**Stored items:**

·····

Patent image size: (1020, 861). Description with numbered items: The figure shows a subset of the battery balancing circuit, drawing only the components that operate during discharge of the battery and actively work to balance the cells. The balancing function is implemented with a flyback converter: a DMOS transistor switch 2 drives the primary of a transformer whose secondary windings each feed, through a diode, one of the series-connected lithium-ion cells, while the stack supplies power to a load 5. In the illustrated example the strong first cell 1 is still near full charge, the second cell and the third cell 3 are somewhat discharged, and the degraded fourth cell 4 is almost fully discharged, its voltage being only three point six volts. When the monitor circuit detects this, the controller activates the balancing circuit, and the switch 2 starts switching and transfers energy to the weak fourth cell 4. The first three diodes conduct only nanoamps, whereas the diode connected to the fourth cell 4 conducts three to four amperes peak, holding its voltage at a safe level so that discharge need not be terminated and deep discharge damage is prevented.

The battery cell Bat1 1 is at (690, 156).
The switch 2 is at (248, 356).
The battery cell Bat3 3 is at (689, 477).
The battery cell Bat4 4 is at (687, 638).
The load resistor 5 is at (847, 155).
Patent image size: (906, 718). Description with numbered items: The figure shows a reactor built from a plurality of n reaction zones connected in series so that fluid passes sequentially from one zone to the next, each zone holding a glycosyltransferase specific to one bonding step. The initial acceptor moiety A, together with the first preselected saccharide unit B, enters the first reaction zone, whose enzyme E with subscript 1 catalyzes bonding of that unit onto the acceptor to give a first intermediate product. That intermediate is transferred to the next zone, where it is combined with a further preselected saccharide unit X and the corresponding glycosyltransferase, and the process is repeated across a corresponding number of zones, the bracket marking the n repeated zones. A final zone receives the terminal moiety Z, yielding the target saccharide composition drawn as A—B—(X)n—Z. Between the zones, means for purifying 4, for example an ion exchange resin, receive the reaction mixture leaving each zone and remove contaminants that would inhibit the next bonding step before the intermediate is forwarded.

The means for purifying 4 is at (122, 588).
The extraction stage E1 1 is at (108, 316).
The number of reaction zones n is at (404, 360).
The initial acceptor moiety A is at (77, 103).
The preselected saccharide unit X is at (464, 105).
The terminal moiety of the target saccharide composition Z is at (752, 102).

·····

Go through the data and return every record exactly.

Patent image size: (1020, 861). Description with numbered items: The figure shows a subset of the battery balancing circuit, drawing only the components that operate during discharge of the battery and actively work to balance the cells. The balancing function is implemented with a flyback converter: a DMOS transistor switch 2 drives the primary of a transformer whose secondary windings each feed, through a diode, one of the series-connected lithium-ion cells, while the stack supplies power to a load 5. In the illustrated example the strong first cell 1 is still near full charge, the second cell and the third cell 3 are somewhat discharged, and the degraded fourth cell 4 is almost fully discharged, its voltage being only three point six volts. When the monitor circuit detects this, the controller activates the balancing circuit, and the switch 2 starts switching and transfers energy to the weak fourth cell 4. The first three diodes conduct only nanoamps, whereas the diode connected to the fourth cell 4 conducts three to four amperes peak, holding its voltage at a safe level so that discharge need not be terminated and deep discharge damage is prevented.

The battery cell Bat1 1 is at (690, 156).
The switch 2 is at (248, 356).
The battery cell Bat3 3 is at (689, 477).
The battery cell Bat4 4 is at (687, 638).
The load resistor 5 is at (847, 155).
Patent image size: (906, 718). Description with numbered items: The figure shows a reactor built from a plurality of n reaction zones connected in series so that fluid passes sequentially from one zone to the next, each zone holding a glycosyltransferase specific to one bonding step. The initial acceptor moiety A, together with the first preselected saccharide unit B, enters the first reaction zone, whose enzyme E with subscript 1 catalyzes bonding of that unit onto the acceptor to give a first intermediate product. That intermediate is transferred to the next zone, where it is combined with a further preselected saccharide unit X and the corresponding glycosyltransferase, and the process is repeated across a corresponding number of zones, the bracket marking the n repeated zones. A final zone receives the terminal moiety Z, yielding the target saccharide composition drawn as A—B—(X)n—Z. Between the zones, means for purifying 4, for example an ion exchange resin, receive the reaction mixture leaving each zone and remove contaminants that would inhibit the next bonding step before the intermediate is forwarded.

The means for purifying 4 is at (122, 588).
The extraction stage E1 1 is at (108, 316).
The number of reaction zones n is at (404, 360).
The initial acceptor moiety A is at (77, 103).
The preselected saccharide unit X is at (464, 105).
The terminal moiety of the target saccharide composition Z is at (752, 102).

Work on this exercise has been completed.